--- Görev Listesi ---
a: Kaynak metindeki "Dağları da yeryüzüne yerleştiren Allah'tır." cümlesini İngilizceye çevirin.
b: Kaynak metne göre "Cebel" kelimesinin çoğulu olan "Cibal" Kur'ân-ı Kerîm'de kaç kez geçmektedir?
c: Kaynak metinde "Bütün yeryüzü varlıkları" sözlerinden "33 kere geçmektedir." sözlerine kadar uzanan bölümü olduğu gibi kopyalayın.

--- Kaynak Metin ---
══════════
Dağlar, İnsan ve İktidar

Ali Rıza Demircan 2022-06-08

Dağlar, İnsan ve İktidar

Bütün yeryüzü varlıkları gibi [1] dağlar da biz insanlar için yaratılmıştır. Bildiğimiz ve bilemediğimiz bir şekilde bizlere hizmet etmektedirler.  Bu makalemizde değişik özellikleriyle Kur’ân-ı Kerîm’de konu edilmekte olan dağlara ilişkin özet bilgiler sunacak, Hz.Davud örneğinden hareketle “Dağ-İnsan ve İktidar” ilişkine değinmeye çalışacağız.

KUR'ÂN'DA DAĞLARIN ÖZELLİKLERİ

Kur'ân-ı Kerî'de dağ anlamına Cebel 6 defa, çoğulu Cibal de 33 kere geçmektedir.

I. Rabbimiz Kur'ân-ı Kerîm'de dağların yaratılmasını kendi kudretinin nişanesi olarak sunmaktadır:

"Dağları da yeryüzüne yerleştiren Allah'tır." [2]

II. Her bir gök ve yer varlığı gibi dağlar da Rabbimiz tarafından amaçlı olarak yaratılmıştır.
══════════
--- Veri Kesiti ---
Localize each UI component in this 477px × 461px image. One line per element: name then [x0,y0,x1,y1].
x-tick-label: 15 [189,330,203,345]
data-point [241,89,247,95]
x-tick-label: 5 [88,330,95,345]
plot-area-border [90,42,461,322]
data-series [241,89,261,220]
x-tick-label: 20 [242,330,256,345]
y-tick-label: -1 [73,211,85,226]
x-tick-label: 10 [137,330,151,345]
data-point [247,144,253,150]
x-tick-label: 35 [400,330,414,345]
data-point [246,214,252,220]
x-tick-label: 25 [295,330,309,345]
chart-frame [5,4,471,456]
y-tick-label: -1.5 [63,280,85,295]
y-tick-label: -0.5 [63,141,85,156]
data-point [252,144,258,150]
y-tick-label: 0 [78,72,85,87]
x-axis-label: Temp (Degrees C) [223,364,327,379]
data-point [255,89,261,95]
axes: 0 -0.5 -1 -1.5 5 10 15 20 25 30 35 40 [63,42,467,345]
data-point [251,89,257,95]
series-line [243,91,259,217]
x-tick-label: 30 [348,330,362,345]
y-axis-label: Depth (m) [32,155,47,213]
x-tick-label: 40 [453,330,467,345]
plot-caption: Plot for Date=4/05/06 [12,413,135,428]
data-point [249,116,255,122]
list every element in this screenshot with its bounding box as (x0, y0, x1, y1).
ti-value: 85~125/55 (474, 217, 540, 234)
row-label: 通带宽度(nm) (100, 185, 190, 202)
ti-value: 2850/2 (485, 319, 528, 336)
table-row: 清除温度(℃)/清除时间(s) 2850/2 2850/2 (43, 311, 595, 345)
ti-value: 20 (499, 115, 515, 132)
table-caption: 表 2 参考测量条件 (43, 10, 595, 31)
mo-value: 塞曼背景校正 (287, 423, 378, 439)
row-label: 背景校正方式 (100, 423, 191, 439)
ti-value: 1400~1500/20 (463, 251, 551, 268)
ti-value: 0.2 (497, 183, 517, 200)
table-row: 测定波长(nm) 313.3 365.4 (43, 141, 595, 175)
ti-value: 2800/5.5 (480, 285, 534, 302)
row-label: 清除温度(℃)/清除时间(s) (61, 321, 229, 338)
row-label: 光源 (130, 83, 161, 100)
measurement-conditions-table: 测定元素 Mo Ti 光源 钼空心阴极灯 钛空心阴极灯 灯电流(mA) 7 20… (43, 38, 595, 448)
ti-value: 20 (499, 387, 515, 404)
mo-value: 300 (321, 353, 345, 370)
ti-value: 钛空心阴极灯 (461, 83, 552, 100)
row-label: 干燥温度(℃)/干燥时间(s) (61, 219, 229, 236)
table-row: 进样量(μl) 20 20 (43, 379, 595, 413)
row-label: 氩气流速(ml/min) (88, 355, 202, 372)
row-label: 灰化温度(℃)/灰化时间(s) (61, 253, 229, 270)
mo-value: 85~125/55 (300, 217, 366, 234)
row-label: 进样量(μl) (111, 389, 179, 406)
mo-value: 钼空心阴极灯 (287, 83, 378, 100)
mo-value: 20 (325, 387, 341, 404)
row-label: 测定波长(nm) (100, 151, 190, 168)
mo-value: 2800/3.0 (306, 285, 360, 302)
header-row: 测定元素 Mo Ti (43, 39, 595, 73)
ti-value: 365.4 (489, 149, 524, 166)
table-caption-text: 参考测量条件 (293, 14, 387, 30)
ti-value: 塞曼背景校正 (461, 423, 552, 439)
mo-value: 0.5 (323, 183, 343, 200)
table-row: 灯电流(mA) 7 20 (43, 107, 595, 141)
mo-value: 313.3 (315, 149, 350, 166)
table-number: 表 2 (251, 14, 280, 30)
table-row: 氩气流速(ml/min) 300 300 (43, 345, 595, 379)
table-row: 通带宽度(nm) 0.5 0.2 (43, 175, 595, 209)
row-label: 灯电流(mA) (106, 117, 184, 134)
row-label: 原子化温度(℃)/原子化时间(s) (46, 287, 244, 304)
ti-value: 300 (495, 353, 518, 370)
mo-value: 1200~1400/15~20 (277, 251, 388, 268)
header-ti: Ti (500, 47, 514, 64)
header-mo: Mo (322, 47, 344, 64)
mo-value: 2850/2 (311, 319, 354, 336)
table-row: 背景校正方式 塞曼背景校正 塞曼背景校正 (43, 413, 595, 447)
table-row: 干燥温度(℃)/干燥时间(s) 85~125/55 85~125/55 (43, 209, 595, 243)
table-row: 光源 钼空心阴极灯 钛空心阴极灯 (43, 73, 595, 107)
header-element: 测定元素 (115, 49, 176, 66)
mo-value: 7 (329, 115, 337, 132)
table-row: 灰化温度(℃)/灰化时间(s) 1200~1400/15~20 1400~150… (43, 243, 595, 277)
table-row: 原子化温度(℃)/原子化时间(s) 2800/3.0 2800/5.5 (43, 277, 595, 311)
══════════
--- Görev Çözümleri ---
a: It is Allah who has also placed the mountains on the earth.

b: 33 kez.

c:
Bütün yeryüzü varlıkları gibi [1] dağlar da biz insanlar için yaratılmıştır. Bildiğimiz ve bilemediğimiz bir şekilde bizlere hizmet etmektedirler.  Bu makalemizde değişik özellikleriyle Kur’ân-ı Kerîm’de konu edilmekte olan dağlara ilişkin özet bilgiler sunacak, Hz.Davud örneğinden hareketle “Dağ-İnsan ve İktidar” ilişkine değinmeye çalışacağız.

KUR'ÂN'DA DAĞLARIN ÖZELLİKLERİ

Kur'ân-ı Kerî'de dağ anlamına Cebel 6 defa, çoğulu Cibal de 33 kere geçmektedir.